_WHAT TO PRODUCE:_
Note each line that includes the word "Regular". Copy those lines.
:: PROVIDED MATERIAL ::
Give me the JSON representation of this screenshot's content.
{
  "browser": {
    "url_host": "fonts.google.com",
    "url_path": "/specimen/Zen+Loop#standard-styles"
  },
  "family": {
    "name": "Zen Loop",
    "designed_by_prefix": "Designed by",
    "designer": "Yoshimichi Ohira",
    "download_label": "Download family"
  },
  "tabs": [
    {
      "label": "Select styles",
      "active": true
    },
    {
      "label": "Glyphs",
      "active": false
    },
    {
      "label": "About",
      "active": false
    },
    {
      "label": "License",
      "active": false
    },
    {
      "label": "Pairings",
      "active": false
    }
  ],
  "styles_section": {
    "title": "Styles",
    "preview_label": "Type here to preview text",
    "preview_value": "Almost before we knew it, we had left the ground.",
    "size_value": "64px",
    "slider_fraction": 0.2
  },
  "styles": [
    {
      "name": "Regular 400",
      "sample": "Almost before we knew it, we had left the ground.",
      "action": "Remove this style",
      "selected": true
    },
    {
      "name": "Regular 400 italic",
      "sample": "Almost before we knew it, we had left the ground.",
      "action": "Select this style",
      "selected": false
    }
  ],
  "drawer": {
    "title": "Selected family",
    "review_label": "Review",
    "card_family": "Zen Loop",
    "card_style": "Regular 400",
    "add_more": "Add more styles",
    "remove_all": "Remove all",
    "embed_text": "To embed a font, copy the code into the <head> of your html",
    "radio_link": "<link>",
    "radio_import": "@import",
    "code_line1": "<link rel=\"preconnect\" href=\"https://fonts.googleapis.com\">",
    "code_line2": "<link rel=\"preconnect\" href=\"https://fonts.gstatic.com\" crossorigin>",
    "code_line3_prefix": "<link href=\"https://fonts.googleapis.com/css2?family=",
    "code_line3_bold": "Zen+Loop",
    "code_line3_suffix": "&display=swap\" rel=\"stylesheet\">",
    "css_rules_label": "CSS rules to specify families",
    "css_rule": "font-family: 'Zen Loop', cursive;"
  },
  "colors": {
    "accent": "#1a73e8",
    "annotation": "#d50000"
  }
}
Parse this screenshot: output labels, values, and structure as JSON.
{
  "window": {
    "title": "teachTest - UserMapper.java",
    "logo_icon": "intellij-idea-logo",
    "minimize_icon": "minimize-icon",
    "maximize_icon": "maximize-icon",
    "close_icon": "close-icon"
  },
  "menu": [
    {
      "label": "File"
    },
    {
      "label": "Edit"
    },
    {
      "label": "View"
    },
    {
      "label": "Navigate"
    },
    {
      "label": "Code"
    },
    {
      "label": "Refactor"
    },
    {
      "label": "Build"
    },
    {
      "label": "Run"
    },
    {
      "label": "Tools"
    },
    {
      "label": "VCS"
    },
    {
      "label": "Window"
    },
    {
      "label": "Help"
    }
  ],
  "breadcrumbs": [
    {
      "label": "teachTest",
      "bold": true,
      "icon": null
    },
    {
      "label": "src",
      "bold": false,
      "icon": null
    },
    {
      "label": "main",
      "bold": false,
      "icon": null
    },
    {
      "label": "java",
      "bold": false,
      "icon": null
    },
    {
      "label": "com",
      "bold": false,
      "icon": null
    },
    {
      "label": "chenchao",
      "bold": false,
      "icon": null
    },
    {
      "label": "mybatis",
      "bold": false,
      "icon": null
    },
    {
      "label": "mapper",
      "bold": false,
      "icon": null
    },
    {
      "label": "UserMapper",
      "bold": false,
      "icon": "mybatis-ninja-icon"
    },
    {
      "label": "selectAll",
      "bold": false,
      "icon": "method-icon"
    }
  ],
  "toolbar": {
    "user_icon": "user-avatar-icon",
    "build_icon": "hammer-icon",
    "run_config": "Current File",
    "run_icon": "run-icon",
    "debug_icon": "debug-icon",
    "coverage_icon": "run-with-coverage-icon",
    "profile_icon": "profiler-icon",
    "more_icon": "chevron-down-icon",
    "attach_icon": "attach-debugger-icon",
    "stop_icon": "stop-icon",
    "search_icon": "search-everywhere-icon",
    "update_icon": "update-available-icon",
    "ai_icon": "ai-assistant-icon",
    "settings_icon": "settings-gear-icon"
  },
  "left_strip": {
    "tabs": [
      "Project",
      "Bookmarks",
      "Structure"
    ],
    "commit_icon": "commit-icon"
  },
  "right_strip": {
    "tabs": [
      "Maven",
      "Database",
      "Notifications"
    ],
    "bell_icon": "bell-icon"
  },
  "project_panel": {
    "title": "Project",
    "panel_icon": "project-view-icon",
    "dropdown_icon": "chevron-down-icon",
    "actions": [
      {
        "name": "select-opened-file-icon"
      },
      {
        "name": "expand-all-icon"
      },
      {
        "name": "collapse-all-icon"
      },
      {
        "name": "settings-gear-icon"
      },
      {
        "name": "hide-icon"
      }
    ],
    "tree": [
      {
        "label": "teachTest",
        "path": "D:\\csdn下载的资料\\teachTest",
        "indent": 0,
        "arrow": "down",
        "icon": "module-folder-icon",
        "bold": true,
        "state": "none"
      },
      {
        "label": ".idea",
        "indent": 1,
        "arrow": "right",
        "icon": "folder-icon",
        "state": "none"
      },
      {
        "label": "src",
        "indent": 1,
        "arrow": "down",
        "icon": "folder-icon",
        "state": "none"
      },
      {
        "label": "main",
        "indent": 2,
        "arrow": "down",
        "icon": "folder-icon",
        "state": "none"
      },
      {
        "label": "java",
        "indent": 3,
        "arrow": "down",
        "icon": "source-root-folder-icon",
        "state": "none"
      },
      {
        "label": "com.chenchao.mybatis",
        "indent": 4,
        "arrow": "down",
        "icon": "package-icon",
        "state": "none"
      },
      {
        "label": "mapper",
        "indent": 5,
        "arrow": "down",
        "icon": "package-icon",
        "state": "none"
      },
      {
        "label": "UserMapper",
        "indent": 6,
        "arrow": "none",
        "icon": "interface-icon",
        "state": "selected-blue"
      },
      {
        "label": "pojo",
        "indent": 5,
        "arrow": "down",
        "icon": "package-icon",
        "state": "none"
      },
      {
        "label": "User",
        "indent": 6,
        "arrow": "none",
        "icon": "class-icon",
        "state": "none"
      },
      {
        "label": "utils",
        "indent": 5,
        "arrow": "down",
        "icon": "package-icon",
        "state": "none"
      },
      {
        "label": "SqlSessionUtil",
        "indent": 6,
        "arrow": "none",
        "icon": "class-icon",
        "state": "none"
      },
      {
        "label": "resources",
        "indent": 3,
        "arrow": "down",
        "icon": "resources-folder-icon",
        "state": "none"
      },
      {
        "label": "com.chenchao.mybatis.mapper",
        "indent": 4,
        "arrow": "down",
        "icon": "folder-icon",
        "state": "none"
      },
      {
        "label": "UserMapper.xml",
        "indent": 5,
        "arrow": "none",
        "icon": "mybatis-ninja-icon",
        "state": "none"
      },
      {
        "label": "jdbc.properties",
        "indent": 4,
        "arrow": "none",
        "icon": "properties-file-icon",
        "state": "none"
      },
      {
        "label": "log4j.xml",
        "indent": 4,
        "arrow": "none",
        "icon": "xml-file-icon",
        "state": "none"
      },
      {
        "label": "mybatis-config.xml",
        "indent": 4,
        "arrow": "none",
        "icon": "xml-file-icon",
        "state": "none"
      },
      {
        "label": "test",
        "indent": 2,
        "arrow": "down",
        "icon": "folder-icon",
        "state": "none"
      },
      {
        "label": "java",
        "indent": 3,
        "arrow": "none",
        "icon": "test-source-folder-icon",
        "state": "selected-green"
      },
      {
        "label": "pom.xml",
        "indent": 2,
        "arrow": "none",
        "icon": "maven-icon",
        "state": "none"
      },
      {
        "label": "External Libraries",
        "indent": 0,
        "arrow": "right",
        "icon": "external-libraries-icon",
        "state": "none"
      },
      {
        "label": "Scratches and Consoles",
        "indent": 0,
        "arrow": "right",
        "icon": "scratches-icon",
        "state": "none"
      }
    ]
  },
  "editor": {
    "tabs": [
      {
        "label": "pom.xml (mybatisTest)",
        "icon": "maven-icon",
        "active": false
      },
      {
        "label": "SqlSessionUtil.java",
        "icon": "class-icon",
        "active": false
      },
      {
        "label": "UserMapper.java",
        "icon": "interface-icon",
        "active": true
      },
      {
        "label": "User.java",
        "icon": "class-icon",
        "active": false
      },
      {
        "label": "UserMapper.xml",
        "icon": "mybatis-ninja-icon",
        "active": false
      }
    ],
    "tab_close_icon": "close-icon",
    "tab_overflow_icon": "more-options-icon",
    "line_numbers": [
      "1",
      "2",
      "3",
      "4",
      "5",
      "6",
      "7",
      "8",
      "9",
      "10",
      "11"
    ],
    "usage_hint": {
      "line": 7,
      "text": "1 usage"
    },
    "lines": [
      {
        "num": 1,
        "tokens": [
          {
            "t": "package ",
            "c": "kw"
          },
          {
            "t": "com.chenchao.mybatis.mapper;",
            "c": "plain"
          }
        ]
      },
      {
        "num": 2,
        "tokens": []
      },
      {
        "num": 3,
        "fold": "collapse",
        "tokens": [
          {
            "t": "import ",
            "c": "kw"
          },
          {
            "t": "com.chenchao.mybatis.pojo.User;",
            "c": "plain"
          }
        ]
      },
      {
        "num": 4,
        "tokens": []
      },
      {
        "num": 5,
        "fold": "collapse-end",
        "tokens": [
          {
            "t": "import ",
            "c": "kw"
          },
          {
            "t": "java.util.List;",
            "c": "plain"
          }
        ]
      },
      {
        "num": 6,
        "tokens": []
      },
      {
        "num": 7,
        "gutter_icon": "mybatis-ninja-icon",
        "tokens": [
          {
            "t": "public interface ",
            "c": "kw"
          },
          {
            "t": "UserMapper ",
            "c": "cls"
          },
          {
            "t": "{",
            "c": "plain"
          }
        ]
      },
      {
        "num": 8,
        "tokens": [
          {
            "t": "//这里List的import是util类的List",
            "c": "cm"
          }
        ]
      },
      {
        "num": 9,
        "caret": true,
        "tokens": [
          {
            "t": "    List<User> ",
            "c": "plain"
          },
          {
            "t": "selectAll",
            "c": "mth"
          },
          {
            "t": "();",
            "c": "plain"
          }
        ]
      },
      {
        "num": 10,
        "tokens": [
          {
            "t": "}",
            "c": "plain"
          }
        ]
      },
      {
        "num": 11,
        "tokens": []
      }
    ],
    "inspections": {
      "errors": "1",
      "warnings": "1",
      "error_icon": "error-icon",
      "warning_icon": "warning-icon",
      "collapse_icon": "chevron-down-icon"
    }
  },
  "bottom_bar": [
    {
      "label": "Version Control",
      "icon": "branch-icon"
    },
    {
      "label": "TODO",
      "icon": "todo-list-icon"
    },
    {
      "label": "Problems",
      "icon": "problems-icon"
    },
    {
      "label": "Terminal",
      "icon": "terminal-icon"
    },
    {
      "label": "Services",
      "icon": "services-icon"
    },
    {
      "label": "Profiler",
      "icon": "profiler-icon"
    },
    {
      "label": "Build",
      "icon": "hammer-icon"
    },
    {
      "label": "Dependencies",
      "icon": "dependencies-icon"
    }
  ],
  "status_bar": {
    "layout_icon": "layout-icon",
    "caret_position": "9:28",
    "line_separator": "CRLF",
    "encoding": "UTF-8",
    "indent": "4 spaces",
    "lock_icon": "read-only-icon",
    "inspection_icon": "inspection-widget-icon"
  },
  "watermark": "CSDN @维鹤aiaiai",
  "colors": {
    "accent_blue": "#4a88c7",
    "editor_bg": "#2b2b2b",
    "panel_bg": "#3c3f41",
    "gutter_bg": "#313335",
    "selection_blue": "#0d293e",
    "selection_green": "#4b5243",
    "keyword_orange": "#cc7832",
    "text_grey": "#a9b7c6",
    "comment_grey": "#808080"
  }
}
:::
_THE RESULT:_
      "name": "Regular 400",
      "name": "Regular 400 italic",
    "card_style": "Regular 400",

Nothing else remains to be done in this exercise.